▸ **To be done**
What lines of the data hold the string "Count"? Pull each one out.

[start of Material for this exercise]

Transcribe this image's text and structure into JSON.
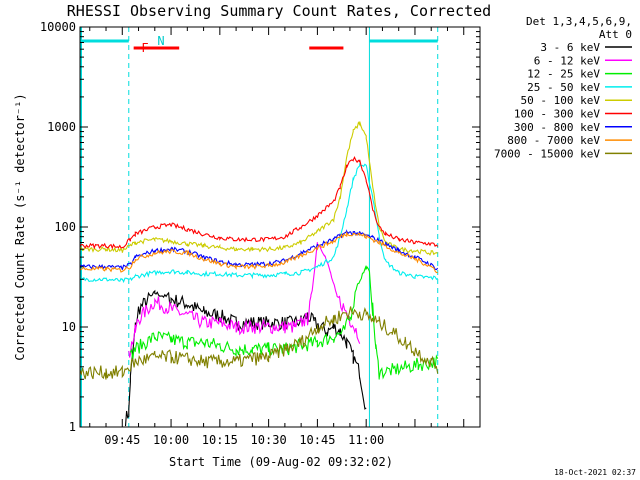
{
  "chart_data": {
    "type": "line",
    "title": "RHESSI Observing Summary Count Rates, Corrected",
    "xlabel": "Start Time (09-Aug-02 09:32:02)",
    "ylabel": "Corrected Count Rate (s⁻¹ detector⁻¹)",
    "yscale": "log",
    "ylim": [
      1,
      10000
    ],
    "yticks": [
      1,
      10,
      100,
      1000,
      10000
    ],
    "ytick_labels": [
      "1",
      "10",
      "100",
      "1000",
      "10000"
    ],
    "xlim": [
      -28,
      95
    ],
    "xtick_labels": [
      "09:45",
      "10:00",
      "10:15",
      "10:30",
      "10:45",
      "11:00"
    ],
    "xtick_values": [
      -15,
      0,
      15,
      30,
      45,
      60
    ],
    "legend_header": [
      "Det 1,3,4,5,6,9,",
      "Att 0"
    ],
    "legend_position": "right",
    "flag_labels": {
      "flare": "F",
      "night": "N"
    },
    "flags": {
      "flare_bars": [
        [
          -11.5,
          2.5
        ],
        [
          42.5,
          53
        ]
      ],
      "night_bars": [
        [
          -28,
          -13
        ],
        [
          61,
          82
        ]
      ],
      "night_lines": [
        -13,
        61,
        82
      ],
      "night_solid_line": 61,
      "left_boundary": -28
    },
    "footer": "18-Oct-2021 02:37",
    "series": [
      {
        "name": "3 - 6 keV",
        "color": "#000000",
        "x": [
          -28,
          -20,
          -15,
          -14,
          -13,
          -12.5,
          -11,
          -10,
          -5,
          0,
          5,
          10,
          15,
          20,
          25,
          30,
          35,
          38,
          40,
          42,
          44,
          46,
          48,
          50,
          52,
          54,
          56,
          58,
          60,
          62,
          65,
          68,
          70,
          75,
          80,
          82
        ],
        "y": [
          null,
          null,
          null,
          1.2,
          1.4,
          3,
          10,
          15,
          22,
          19,
          17,
          14,
          13,
          11,
          11,
          11,
          11,
          11,
          11.5,
          13,
          11,
          10,
          9,
          10,
          9,
          7,
          5,
          3.5,
          1.5,
          null,
          null,
          null,
          null,
          null,
          null,
          null
        ]
      },
      {
        "name": "6 - 12 keV",
        "color": "#ff00ff",
        "x": [
          -28,
          -20,
          -15,
          -13,
          -12.5,
          -11,
          -10,
          -5,
          0,
          5,
          10,
          15,
          20,
          25,
          30,
          35,
          38,
          40,
          41,
          42,
          43,
          45,
          47,
          49,
          51,
          53,
          55,
          58
        ],
        "y": [
          null,
          null,
          null,
          5,
          6,
          9,
          12,
          18,
          15,
          13,
          11,
          11,
          10,
          10,
          10,
          10,
          10,
          11,
          11.5,
          12,
          18,
          70,
          55,
          35,
          20,
          16,
          12,
          8
        ]
      },
      {
        "name": "12 - 25 keV",
        "color": "#00ee00",
        "x": [
          -28,
          -20,
          -15,
          -12.5,
          -11,
          -5,
          0,
          5,
          10,
          15,
          20,
          25,
          30,
          35,
          40,
          45,
          50,
          53,
          55,
          57,
          60,
          61,
          62,
          63,
          64,
          68,
          76,
          82
        ],
        "y": [
          null,
          null,
          null,
          5,
          6,
          8,
          7.5,
          7,
          7,
          6.5,
          6,
          6,
          6,
          6,
          6.5,
          7,
          8,
          9,
          12,
          25,
          40,
          35,
          15,
          6,
          3.5,
          3.7,
          4.2,
          4.5
        ]
      },
      {
        "name": "25 - 50 keV",
        "color": "#00eeee",
        "x": [
          -28,
          -20,
          -15,
          -12.5,
          -11,
          -5,
          0,
          5,
          10,
          15,
          20,
          25,
          30,
          35,
          40,
          45,
          50,
          52,
          54,
          56,
          58,
          60,
          62,
          64,
          66,
          70,
          75,
          80,
          82
        ],
        "y": [
          30,
          30,
          29,
          30,
          32,
          35,
          36,
          35,
          34,
          34,
          33,
          33,
          33,
          34,
          35,
          40,
          50,
          80,
          150,
          300,
          420,
          400,
          200,
          80,
          45,
          35,
          32,
          31,
          31
        ]
      },
      {
        "name": "50 - 100 keV",
        "color": "#cccc00",
        "x": [
          -28,
          -20,
          -15,
          -12.5,
          -11,
          -5,
          0,
          5,
          10,
          15,
          20,
          25,
          30,
          35,
          40,
          45,
          50,
          52,
          54,
          56,
          58,
          60,
          62,
          64,
          66,
          70,
          75,
          80,
          82
        ],
        "y": [
          60,
          60,
          58,
          65,
          70,
          75,
          72,
          68,
          65,
          62,
          60,
          60,
          60,
          62,
          70,
          90,
          120,
          200,
          500,
          900,
          1100,
          800,
          250,
          100,
          70,
          60,
          58,
          55,
          55
        ]
      },
      {
        "name": "100 - 300 keV",
        "color": "#ff0000",
        "x": [
          -28,
          -20,
          -15,
          -12.5,
          -11,
          -5,
          0,
          5,
          10,
          15,
          20,
          25,
          30,
          35,
          40,
          45,
          50,
          52,
          54,
          56,
          58,
          60,
          62,
          64,
          66,
          70,
          75,
          80,
          82
        ],
        "y": [
          65,
          65,
          63,
          75,
          85,
          100,
          105,
          95,
          85,
          78,
          75,
          75,
          75,
          80,
          100,
          130,
          180,
          250,
          400,
          480,
          460,
          300,
          150,
          100,
          85,
          75,
          70,
          68,
          65
        ]
      },
      {
        "name": "300 - 800 keV",
        "color": "#0000ff",
        "x": [
          -28,
          -20,
          -15,
          -12.5,
          -11,
          -5,
          0,
          5,
          10,
          15,
          20,
          25,
          30,
          35,
          40,
          45,
          50,
          52,
          54,
          56,
          58,
          60,
          62,
          64,
          66,
          70,
          75,
          80,
          82
        ],
        "y": [
          40,
          40,
          39,
          42,
          50,
          58,
          60,
          57,
          50,
          45,
          42,
          42,
          43,
          46,
          55,
          65,
          75,
          82,
          88,
          88,
          86,
          82,
          78,
          73,
          68,
          58,
          50,
          42,
          38
        ]
      },
      {
        "name": "800 - 7000 keV",
        "color": "#ff8c00",
        "x": [
          -28,
          -20,
          -15,
          -12.5,
          -11,
          -5,
          0,
          5,
          10,
          15,
          20,
          25,
          30,
          35,
          40,
          45,
          50,
          52,
          54,
          56,
          58,
          60,
          62,
          64,
          66,
          70,
          75,
          80,
          82
        ],
        "y": [
          38,
          38,
          37,
          40,
          48,
          55,
          57,
          55,
          48,
          43,
          40,
          40,
          41,
          44,
          52,
          62,
          72,
          80,
          85,
          86,
          84,
          80,
          75,
          70,
          65,
          55,
          48,
          40,
          36
        ]
      },
      {
        "name": "7000 - 15000 keV",
        "color": "#808000",
        "x": [
          -28,
          -20,
          -15,
          -12.5,
          -11,
          -5,
          0,
          5,
          10,
          15,
          20,
          25,
          30,
          35,
          40,
          45,
          50,
          54,
          58,
          60,
          62,
          64,
          68,
          72,
          76,
          80,
          82
        ],
        "y": [
          3.5,
          3.5,
          3.5,
          4,
          4.5,
          5,
          5,
          4.8,
          4.5,
          4.5,
          4.5,
          4.8,
          5,
          6,
          7,
          10,
          12,
          14,
          14,
          13,
          12,
          11,
          9,
          7,
          5.5,
          4.5,
          4
        ]
      }
    ]
  }
}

[end of Material for this exercise]

▸ **Answer to the task**
    "title": "RHESSI Observing Summary Count Rates, Corrected",
    "ylabel": "Corrected Count Rate (s⁻¹ detector⁻¹)",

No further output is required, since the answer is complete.